(Data records)
══════════════════════════════

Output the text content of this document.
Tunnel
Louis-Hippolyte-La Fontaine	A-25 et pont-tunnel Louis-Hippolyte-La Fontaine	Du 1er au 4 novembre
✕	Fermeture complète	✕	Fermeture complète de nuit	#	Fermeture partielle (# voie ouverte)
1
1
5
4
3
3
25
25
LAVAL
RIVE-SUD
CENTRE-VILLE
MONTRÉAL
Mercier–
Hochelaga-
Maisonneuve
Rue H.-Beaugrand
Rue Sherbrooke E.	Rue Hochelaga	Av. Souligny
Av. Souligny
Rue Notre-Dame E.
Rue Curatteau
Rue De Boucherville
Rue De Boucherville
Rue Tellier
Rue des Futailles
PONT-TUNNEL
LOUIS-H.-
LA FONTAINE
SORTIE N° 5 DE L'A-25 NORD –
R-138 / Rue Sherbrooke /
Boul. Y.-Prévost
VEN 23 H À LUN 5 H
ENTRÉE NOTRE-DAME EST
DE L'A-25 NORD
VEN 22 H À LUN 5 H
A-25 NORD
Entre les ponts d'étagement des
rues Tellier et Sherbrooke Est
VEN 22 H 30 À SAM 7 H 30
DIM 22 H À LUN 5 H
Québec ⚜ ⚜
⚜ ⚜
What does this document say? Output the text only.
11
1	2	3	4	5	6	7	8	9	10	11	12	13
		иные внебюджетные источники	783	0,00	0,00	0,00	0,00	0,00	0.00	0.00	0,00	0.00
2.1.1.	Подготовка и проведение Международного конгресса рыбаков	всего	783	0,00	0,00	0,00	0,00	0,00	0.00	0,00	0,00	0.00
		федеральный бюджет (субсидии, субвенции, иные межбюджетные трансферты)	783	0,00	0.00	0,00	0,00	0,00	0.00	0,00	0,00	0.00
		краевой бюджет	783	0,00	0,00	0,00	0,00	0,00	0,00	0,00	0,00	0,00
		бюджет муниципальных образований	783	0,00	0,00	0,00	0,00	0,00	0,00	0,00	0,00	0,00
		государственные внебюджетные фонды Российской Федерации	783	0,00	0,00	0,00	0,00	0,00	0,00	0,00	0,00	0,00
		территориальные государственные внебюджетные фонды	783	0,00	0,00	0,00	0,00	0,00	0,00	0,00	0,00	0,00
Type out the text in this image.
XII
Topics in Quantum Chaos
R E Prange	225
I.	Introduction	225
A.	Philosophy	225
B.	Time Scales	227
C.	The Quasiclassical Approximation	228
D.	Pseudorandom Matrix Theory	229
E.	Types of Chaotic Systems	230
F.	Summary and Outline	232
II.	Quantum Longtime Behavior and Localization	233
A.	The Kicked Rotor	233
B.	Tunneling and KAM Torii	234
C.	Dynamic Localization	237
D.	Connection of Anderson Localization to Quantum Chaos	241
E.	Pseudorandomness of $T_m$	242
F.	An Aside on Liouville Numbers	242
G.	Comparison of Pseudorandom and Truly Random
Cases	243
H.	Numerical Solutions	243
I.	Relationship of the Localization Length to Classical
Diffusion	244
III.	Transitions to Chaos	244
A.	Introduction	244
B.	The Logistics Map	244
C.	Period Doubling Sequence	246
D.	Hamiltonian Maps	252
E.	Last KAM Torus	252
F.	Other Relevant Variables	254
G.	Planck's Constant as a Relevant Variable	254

══════════════════════════════

REQUIRED TASK:
Search the lines for the string "Hochelaga" and copy every line that has it.

OUTPUT FOR THIS TASK:
Hochelaga-
Rue Sherbrooke E.	Rue Hochelaga	Av. Souligny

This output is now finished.